• _SET TASK_: Pick out each line in these entries that contains the string "Stress".

• _THE INPUT_:
"""

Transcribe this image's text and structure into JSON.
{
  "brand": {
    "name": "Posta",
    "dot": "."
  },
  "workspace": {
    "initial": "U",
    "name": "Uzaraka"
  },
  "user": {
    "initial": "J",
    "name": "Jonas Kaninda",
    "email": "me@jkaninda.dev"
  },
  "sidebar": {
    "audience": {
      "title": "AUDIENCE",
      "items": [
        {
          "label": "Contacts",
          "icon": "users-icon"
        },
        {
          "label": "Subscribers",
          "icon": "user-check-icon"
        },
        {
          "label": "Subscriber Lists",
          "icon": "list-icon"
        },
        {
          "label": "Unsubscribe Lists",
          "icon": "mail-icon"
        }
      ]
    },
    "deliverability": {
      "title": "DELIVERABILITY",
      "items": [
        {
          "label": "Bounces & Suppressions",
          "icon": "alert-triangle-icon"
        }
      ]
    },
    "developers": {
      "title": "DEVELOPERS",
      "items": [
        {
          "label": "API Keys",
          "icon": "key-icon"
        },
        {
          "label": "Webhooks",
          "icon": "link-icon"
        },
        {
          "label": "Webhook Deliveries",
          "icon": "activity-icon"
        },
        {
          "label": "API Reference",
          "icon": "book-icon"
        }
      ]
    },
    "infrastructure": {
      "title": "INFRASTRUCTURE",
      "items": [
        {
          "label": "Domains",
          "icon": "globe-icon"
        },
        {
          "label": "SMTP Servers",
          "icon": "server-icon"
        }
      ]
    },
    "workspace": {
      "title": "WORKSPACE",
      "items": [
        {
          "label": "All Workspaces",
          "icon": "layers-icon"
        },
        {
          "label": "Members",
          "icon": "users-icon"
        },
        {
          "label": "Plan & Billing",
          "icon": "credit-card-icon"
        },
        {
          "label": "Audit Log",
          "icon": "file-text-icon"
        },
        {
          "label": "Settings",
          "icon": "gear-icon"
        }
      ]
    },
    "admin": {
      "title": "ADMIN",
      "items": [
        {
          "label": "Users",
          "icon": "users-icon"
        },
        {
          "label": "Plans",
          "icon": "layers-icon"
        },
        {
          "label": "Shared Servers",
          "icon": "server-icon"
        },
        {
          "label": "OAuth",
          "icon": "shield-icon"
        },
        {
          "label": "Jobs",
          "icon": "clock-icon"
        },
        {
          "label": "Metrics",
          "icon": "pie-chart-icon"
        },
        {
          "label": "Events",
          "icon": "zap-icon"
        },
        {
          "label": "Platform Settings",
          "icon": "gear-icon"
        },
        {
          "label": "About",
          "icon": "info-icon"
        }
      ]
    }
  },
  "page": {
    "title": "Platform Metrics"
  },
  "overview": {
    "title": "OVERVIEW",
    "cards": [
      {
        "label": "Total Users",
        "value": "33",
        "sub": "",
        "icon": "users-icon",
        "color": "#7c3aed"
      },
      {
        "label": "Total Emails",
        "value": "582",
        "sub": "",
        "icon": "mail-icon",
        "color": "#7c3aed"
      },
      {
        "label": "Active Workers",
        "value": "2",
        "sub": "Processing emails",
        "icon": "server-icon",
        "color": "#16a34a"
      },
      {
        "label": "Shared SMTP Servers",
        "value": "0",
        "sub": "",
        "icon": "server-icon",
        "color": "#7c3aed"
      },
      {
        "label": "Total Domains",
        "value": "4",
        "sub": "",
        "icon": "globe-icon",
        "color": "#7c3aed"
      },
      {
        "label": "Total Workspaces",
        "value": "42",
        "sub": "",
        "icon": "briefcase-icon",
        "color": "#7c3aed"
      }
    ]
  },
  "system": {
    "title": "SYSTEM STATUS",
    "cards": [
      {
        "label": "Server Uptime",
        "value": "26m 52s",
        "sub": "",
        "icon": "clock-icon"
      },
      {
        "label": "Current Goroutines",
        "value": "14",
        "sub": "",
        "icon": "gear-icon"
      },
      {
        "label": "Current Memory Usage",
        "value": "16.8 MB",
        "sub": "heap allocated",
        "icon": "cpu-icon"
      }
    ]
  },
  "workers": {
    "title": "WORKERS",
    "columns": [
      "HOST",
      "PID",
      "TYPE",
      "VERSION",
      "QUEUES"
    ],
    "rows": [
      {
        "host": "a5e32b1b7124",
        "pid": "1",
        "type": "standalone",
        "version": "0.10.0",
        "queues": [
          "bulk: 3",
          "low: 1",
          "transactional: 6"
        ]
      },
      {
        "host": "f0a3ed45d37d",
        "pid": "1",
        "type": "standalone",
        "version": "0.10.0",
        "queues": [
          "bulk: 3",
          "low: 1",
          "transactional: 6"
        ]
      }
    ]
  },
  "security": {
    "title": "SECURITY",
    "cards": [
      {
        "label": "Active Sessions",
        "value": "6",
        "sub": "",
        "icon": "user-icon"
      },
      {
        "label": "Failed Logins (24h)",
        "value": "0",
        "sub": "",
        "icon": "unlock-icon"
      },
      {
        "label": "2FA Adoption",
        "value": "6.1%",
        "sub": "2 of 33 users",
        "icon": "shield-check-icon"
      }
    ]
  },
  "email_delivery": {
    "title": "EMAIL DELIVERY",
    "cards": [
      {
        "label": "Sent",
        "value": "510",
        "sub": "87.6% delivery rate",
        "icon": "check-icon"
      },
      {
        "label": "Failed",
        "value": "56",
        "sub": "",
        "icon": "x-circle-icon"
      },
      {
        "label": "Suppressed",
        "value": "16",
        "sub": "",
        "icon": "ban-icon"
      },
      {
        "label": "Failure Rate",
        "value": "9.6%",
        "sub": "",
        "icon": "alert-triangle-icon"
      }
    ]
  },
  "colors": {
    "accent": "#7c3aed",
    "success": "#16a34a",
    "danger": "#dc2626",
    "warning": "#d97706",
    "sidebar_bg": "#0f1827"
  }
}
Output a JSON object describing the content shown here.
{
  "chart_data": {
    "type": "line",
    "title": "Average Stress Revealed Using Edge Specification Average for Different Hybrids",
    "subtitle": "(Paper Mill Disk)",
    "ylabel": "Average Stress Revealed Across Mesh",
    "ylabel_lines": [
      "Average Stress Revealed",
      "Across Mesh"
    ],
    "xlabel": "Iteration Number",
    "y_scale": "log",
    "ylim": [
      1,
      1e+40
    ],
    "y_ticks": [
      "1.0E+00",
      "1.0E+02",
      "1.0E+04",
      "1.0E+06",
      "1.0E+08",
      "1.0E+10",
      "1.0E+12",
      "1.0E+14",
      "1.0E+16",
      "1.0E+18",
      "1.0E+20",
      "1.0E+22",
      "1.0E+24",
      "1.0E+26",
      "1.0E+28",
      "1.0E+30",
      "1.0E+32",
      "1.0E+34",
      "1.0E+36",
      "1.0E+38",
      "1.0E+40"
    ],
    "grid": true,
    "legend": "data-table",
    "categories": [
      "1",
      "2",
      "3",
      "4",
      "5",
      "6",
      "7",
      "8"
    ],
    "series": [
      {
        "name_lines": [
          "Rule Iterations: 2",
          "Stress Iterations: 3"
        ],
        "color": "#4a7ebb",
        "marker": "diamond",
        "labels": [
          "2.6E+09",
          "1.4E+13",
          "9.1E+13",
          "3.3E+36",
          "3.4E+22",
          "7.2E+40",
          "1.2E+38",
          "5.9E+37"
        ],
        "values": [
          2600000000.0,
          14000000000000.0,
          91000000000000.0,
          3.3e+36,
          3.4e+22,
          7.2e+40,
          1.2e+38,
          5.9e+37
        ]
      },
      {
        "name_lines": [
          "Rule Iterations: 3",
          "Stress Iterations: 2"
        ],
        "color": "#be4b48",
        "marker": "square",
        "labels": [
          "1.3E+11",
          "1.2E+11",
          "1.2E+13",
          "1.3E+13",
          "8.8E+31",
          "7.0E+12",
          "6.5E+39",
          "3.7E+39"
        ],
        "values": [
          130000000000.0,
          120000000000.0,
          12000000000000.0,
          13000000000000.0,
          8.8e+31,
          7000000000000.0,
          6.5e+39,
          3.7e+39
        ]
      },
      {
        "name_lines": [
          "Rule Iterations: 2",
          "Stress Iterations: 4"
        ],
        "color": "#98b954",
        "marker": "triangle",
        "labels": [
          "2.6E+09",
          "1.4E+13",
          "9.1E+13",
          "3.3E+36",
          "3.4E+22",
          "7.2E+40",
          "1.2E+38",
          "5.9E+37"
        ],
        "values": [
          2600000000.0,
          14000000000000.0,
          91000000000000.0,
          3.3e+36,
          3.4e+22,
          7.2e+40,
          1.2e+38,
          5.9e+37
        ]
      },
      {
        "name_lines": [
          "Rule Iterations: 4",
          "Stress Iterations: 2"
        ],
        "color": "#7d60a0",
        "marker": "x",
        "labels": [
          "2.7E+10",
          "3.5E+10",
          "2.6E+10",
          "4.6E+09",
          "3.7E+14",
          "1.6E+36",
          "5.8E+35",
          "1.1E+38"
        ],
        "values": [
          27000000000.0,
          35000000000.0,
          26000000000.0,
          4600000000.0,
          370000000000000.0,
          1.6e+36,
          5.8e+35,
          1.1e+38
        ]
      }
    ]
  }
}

"""

• _SOLVED PROBLEM_:
    "title": "Average Stress Revealed Using Edge Specification Average for Different Hybrids",
    "ylabel": "Average Stress Revealed Across Mesh",
      "Average Stress Revealed",
          "Stress Iterations: 3"
          "Stress Iterations: 2"
          "Stress Iterations: 4"
          "Stress Iterations: 2"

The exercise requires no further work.